Your objective:
Locate every line in the material below that has the word "Federal". Copy each of those lines.

Data records:
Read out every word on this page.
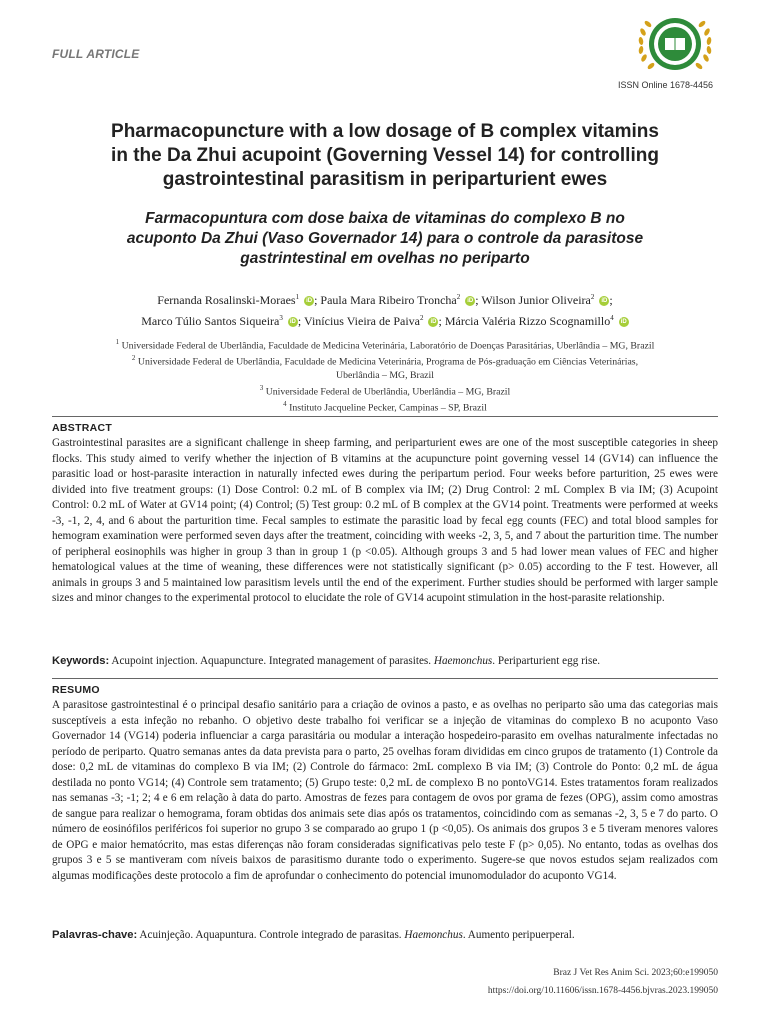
FULL ARTICLE
ISSN Online 1678-4456
Pharmacopuncture with a low dosage of B complex vitamins
in the Da Zhui acupoint (Governing Vessel 14) for controlling
gastrointestinal parasitism in periparturient ewes
Farmacopuntura com dose baixa de vitaminas do complexo B no
acuponto Da Zhui (Vaso Governador 14) para o controle da parasitose
gastrintestinal em ovelhas no periparto
Fernanda Rosalinski-Moraes$^1$ iD ; Paula Mara Ribeiro Troncha$^2$ iD ; Wilson Junior Oliveira$^2$ iD ;
Marco Túlio Santos Siqueira$^3$ iD ; Vinícius Vieira de Paiva$^2$ iD ; Márcia Valéria Rizzo Scognamillo$^4$ iD
$^1$ Universidade Federal de Uberlândia, Faculdade de Medicina Veterinária, Laboratório de Doenças Parasitárias, Uberlândia – MG, Brazil
$^2$ Universidade Federal de Uberlândia, Faculdade de Medicina Veterinária, Programa de Pós-graduação em Ciências Veterinárias,
Uberlândia – MG, Brazil
$^3$ Universidade Federal de Uberlândia, Uberlândia – MG, Brazil
$^4$ Instituto Jacqueline Pecker, Campinas – SP, Brazil
ABSTRACT
Gastrointestinal parasites are a significant challenge in sheep farming, and periparturient ewes are one of the most susceptible categories in sheep flocks. This study aimed to verify whether the injection of B vitamins at the acupuncture point governing vessel 14 (GV14) can influence the parasitic load or host-parasite interaction in naturally infected ewes during the peripartum period. Four weeks before parturition, 25 ewes were divided into five treatment groups: (1) Dose Control: 0.2 mL of B complex via IM; (2) Drug Control: 2 mL Complex B via IM; (3) Acupoint Control: 0.2 mL of Water at GV14 point; (4) Control; (5) Test group: 0.2 mL of B complex at the GV14 point. Treatments were performed at weeks -3, -1, 2, 4, and 6 about the parturition time. Fecal samples to estimate the parasitic load by fecal egg counts (FEC) and total blood samples for hemogram examination were performed seven days after the treatment, coinciding with weeks -2, 3, 5, and 7 about the parturition time. The number of peripheral eosinophils was higher in group 3 than in group 1 (p <0.05). Although groups 3 and 5 had lower mean values of FEC and higher hematological values at the time of weaning, these differences were not statistically significant (p> 0.05) according to the F test. However, all animals in groups 3 and 5 maintained low parasitism levels until the end of the experiment. Further studies should be performed with larger sample sizes and minor changes to the experimental protocol to elucidate the role of GV14 acupoint stimulation in the host-parasite relationship.
Keywords: Acupoint injection. Aquapuncture. Integrated management of parasites. Haemonchus. Periparturient egg rise.
RESUMO
A parasitose gastrointestinal é o principal desafio sanitário para a criação de ovinos a pasto, e as ovelhas no periparto são uma das categorias mais susceptíveis a esta infeção no rebanho. O objetivo deste trabalho foi verificar se a injeção de vitaminas do complexo B no acuponto Vaso Governador 14 (VG14) poderia influenciar a carga parasitária ou modular a interação hospedeiro-parasito em ovelhas naturalmente infectadas no período de periparto. Quatro semanas antes da data prevista para o parto, 25 ovelhas foram divididas em cinco grupos de tratamento (1) Controle da dose: 0,2 mL de vitaminas do complexo B via IM; (2) Controle do fármaco: 2mL complexo B via IM; (3) Controle do Ponto: 0,2 mL de água destilada no ponto VG14; (4) Controle sem tratamento; (5) Grupo teste: 0,2 mL de complexo B no pontoVG14. Estes tratamentos foram realizados nas semanas -3; -1; 2; 4 e 6 em relação à data do parto. Amostras de fezes para contagem de ovos por grama de fezes (OPG), assim como amostras de sangue para realizar o hemograma, foram obtidas dos animais sete dias após os tratamentos, coincidindo com as semanas -2, 3, 5 e 7 do parto. O número de eosinófilos periféricos foi superior no grupo 3 se comparado ao grupo 1 (p <0,05). Os animais dos grupos 3 e 5 tiveram menores valores de OPG e maior hematócrito, mas estas diferenças não foram consideradas significativas pelo teste F (p> 0,05). No entanto, todas as ovelhas dos grupos 3 e 5 se mantiveram com níveis baixos de parasitismo durante todo o experimento. Sugere-se que novos estudos sejam realizados com algumas modificações deste protocolo a fim de aprofundar o conhecimento do potencial imunomodulador do acuponto VG14.
Palavras-chave: Acuinjeção. Aquapuntura. Controle integrado de parasitas. Haemonchus. Aumento peripuerperal.
Braz J Vet Res Anim Sci. 2023;60:e199050
https://doi.org/10.11606/issn.1678-4456.bjvras.2023.199050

Task response:
$^1$ Universidade Federal de Uberlândia, Faculdade de Medicina Veterinária, Laboratório de Doenças Parasitárias, Uberlândia – MG, Brazil
$^2$ Universidade Federal de Uberlândia, Faculdade de Medicina Veterinária, Programa de Pós-graduação em Ciências Veterinárias,
$^3$ Universidade Federal de Uberlândia, Uberlândia – MG, Brazil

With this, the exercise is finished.